Exercise task: Copy out the listing exactly.

═══ Supplied records ═══

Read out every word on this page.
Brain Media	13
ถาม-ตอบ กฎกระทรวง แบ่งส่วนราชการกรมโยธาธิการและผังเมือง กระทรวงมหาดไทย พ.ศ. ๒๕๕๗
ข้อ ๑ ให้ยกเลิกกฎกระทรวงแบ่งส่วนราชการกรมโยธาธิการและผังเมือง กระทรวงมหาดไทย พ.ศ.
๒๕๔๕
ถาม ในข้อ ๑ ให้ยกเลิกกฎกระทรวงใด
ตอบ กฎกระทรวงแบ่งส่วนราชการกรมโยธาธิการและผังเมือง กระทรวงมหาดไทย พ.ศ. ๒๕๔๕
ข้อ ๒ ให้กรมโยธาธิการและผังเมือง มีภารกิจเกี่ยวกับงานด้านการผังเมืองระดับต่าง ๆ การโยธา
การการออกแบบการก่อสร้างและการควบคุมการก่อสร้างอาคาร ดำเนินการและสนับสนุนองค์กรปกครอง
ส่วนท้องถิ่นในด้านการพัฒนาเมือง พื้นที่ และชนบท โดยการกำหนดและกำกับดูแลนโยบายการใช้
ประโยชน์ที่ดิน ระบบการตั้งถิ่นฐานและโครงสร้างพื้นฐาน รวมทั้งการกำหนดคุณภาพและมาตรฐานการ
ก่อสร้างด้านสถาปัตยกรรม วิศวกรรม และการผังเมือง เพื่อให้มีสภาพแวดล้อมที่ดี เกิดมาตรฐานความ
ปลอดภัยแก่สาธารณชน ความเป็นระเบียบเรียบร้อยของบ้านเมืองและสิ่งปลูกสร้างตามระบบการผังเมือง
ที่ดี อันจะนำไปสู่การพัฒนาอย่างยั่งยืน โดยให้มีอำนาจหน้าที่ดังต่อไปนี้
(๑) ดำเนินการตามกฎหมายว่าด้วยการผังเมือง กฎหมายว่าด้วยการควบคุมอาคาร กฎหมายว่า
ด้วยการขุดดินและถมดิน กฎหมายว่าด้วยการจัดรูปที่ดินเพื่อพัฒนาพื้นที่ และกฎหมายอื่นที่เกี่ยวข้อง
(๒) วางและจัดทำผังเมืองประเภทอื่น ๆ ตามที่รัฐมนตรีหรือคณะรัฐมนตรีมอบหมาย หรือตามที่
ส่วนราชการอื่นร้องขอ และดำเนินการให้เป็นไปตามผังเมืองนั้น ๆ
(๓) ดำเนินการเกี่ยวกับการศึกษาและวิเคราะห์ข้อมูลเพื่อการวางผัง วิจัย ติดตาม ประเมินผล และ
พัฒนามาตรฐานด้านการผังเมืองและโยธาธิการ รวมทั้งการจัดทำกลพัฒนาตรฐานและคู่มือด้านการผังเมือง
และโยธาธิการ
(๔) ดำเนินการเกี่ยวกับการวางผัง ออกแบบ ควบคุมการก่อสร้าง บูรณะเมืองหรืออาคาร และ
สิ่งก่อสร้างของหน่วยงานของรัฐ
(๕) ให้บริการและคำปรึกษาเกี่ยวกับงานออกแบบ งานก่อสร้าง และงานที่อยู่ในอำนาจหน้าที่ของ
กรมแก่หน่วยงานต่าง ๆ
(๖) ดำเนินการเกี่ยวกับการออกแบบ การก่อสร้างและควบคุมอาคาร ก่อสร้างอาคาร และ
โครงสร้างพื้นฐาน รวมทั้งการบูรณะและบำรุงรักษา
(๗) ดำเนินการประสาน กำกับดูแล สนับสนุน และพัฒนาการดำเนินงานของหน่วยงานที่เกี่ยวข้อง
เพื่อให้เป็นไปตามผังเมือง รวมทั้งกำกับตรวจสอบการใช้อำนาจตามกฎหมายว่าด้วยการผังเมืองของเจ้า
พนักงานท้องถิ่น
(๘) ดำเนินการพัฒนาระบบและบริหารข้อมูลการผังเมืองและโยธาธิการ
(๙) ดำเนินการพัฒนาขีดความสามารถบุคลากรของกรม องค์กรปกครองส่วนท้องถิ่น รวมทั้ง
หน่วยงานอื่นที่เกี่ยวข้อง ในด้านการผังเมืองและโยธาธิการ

═══

Final result:
Read out every word on this page.
Brain Media	13
ถาม-ตอบ กฎกระทรวง แบ่งส่วนราชการกรมโยธาธิการและผังเมือง กระทรวงมหาดไทย พ.ศ. ๒๕๕๗
ข้อ ๑ ให้ยกเลิกกฎกระทรวงแบ่งส่วนราชการกรมโยธาธิการและผังเมือง กระทรวงมหาดไทย พ.ศ.
๒๕๔๕
ถาม ในข้อ ๑ ให้ยกเลิกกฎกระทรวงใด
ตอบ กฎกระทรวงแบ่งส่วนราชการกรมโยธาธิการและผังเมือง กระทรวงมหาดไทย พ.ศ. ๒๕๔๕
ข้อ ๒ ให้กรมโยธาธิการและผังเมือง มีภารกิจเกี่ยวกับงานด้านการผังเมืองระดับต่าง ๆ การโยธา
การการออกแบบการก่อสร้างและการควบคุมการก่อสร้างอาคาร ดำเนินการและสนับสนุนองค์กรปกครอง
ส่วนท้องถิ่นในด้านการพัฒนาเมือง พื้นที่ และชนบท โดยการกำหนดและกำกับดูแลนโยบายการใช้
ประโยชน์ที่ดิน ระบบการตั้งถิ่นฐานและโครงสร้างพื้นฐาน รวมทั้งการกำหนดคุณภาพและมาตรฐานการ
ก่อสร้างด้านสถาปัตยกรรม วิศวกรรม และการผังเมือง เพื่อให้มีสภาพแวดล้อมที่ดี เกิดมาตรฐานความ
ปลอดภัยแก่สาธารณชน ความเป็นระเบียบเรียบร้อยของบ้านเมืองและสิ่งปลูกสร้างตามระบบการผังเมือง
ที่ดี อันจะนำไปสู่การพัฒนาอย่างยั่งยืน โดยให้มีอำนาจหน้าที่ดังต่อไปนี้
(๑) ดำเนินการตามกฎหมายว่าด้วยการผังเมือง กฎหมายว่าด้วยการควบคุมอาคาร กฎหมายว่า
ด้วยการขุดดินและถมดิน กฎหมายว่าด้วยการจัดรูปที่ดินเพื่อพัฒนาพื้นที่ และกฎหมายอื่นที่เกี่ยวข้อง
(๒) วางและจัดทำผังเมืองประเภทอื่น ๆ ตามที่รัฐมนตรีหรือคณะรัฐมนตรีมอบหมาย หรือตามที่
ส่วนราชการอื่นร้องขอ และดำเนินการให้เป็นไปตามผังเมืองนั้น ๆ
(๓) ดำเนินการเกี่ยวกับการศึกษาและวิเคราะห์ข้อมูลเพื่อการวางผัง วิจัย ติดตาม ประเมินผล และ
พัฒนามาตรฐานด้านการผังเมืองและโยธาธิการ รวมทั้งการจัดทำกลพัฒนาตรฐานและคู่มือด้านการผังเมือง
และโยธาธิการ
(๔) ดำเนินการเกี่ยวกับการวางผัง ออกแบบ ควบคุมการก่อสร้าง บูรณะเมืองหรืออาคาร และ
สิ่งก่อสร้างของหน่วยงานของรัฐ
(๕) ให้บริการและคำปรึกษาเกี่ยวกับงานออกแบบ งานก่อสร้าง และงานที่อยู่ในอำนาจหน้าที่ของ
กรมแก่หน่วยงานต่าง ๆ
(๖) ดำเนินการเกี่ยวกับการออกแบบ การก่อสร้างและควบคุมอาคาร ก่อสร้างอาคาร และ
โครงสร้างพื้นฐาน รวมทั้งการบูรณะและบำรุงรักษา
(๗) ดำเนินการประสาน กำกับดูแล สนับสนุน และพัฒนาการดำเนินงานของหน่วยงานที่เกี่ยวข้อง
เพื่อให้เป็นไปตามผังเมือง รวมทั้งกำกับตรวจสอบการใช้อำนาจตามกฎหมายว่าด้วยการผังเมืองของเจ้า
พนักงานท้องถิ่น
(๘) ดำเนินการพัฒนาระบบและบริหารข้อมูลการผังเมืองและโยธาธิการ
(๙) ดำเนินการพัฒนาขีดความสามารถบุคลากรของกรม องค์กรปกครองส่วนท้องถิ่น รวมทั้ง
หน่วยงานอื่นที่เกี่ยวข้อง ในด้านการผังเมืองและโยธาธิการ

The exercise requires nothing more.